+++ Given information
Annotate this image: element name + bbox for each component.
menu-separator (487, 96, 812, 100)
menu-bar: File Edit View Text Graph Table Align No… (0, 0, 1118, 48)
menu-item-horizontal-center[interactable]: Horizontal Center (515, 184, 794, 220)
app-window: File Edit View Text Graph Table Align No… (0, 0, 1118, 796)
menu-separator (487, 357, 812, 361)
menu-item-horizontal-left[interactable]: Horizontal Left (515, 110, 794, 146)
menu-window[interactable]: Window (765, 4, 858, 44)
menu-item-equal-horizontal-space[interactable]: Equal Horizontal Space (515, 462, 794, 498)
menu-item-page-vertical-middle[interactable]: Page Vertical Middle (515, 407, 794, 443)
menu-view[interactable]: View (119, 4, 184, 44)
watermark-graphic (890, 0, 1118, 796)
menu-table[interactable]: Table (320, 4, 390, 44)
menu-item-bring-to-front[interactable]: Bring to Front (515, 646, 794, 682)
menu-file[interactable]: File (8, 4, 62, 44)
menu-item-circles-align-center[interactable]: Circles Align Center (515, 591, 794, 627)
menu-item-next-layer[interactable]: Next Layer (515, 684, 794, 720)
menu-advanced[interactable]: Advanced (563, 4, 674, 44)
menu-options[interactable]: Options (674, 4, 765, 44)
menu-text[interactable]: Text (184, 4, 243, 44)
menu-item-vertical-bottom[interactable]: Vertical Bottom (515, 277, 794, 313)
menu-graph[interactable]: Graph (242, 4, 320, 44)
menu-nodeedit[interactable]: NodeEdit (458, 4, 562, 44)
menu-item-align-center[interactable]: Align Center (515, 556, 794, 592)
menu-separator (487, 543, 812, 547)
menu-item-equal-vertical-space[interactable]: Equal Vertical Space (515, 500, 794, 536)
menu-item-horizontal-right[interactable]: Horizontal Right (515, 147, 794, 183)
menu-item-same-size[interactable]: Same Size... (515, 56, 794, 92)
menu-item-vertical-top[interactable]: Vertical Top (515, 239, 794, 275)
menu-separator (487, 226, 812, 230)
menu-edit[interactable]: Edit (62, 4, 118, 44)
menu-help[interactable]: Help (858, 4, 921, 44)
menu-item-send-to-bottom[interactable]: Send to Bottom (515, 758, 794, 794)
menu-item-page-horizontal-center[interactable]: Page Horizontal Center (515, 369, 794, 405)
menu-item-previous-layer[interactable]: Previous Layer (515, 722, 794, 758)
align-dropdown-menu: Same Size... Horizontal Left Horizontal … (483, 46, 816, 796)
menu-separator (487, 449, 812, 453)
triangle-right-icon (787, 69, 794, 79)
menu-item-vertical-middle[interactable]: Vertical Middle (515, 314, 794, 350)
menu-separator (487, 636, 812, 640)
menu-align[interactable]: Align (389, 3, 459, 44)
++++++
[Required work] Rewrite the items above so that every "menu-separator" becomes "menu-divider" and nothing else changes.

[Finished exercise]
Annotate this image: element name + bbox for each component.
menu-divider (487, 96, 812, 100)
menu-bar: File Edit View Text Graph Table Align No… (0, 0, 1118, 48)
menu-item-horizontal-center[interactable]: Horizontal Center (515, 184, 794, 220)
app-window: File Edit View Text Graph Table Align No… (0, 0, 1118, 796)
menu-divider (487, 357, 812, 361)
menu-item-horizontal-left[interactable]: Horizontal Left (515, 110, 794, 146)
menu-window[interactable]: Window (765, 4, 858, 44)
menu-item-equal-horizontal-space[interactable]: Equal Horizontal Space (515, 462, 794, 498)
menu-item-page-vertical-middle[interactable]: Page Vertical Middle (515, 407, 794, 443)
menu-view[interactable]: View (119, 4, 184, 44)
watermark-graphic (890, 0, 1118, 796)
menu-table[interactable]: Table (320, 4, 390, 44)
menu-item-bring-to-front[interactable]: Bring to Front (515, 646, 794, 682)
menu-file[interactable]: File (8, 4, 62, 44)
menu-item-circles-align-center[interactable]: Circles Align Center (515, 591, 794, 627)
menu-item-next-layer[interactable]: Next Layer (515, 684, 794, 720)
menu-advanced[interactable]: Advanced (563, 4, 674, 44)
menu-options[interactable]: Options (674, 4, 765, 44)
menu-text[interactable]: Text (184, 4, 243, 44)
menu-item-vertical-bottom[interactable]: Vertical Bottom (515, 277, 794, 313)
menu-graph[interactable]: Graph (242, 4, 320, 44)
menu-nodeedit[interactable]: NodeEdit (458, 4, 562, 44)
menu-item-align-center[interactable]: Align Center (515, 556, 794, 592)
menu-divider (487, 543, 812, 547)
menu-item-equal-vertical-space[interactable]: Equal Vertical Space (515, 500, 794, 536)
menu-item-horizontal-right[interactable]: Horizontal Right (515, 147, 794, 183)
menu-item-same-size[interactable]: Same Size... (515, 56, 794, 92)
menu-item-vertical-top[interactable]: Vertical Top (515, 239, 794, 275)
menu-divider (487, 226, 812, 230)
menu-edit[interactable]: Edit (62, 4, 118, 44)
menu-help[interactable]: Help (858, 4, 921, 44)
menu-item-send-to-bottom[interactable]: Send to Bottom (515, 758, 794, 794)
menu-item-page-horizontal-center[interactable]: Page Horizontal Center (515, 369, 794, 405)
menu-item-previous-layer[interactable]: Previous Layer (515, 722, 794, 758)
align-dropdown-menu: Same Size... Horizontal Left Horizontal … (483, 46, 816, 796)
menu-divider (487, 449, 812, 453)
triangle-right-icon (787, 69, 794, 79)
menu-item-vertical-middle[interactable]: Vertical Middle (515, 314, 794, 350)
menu-divider (487, 636, 812, 640)
menu-align[interactable]: Align (389, 3, 459, 44)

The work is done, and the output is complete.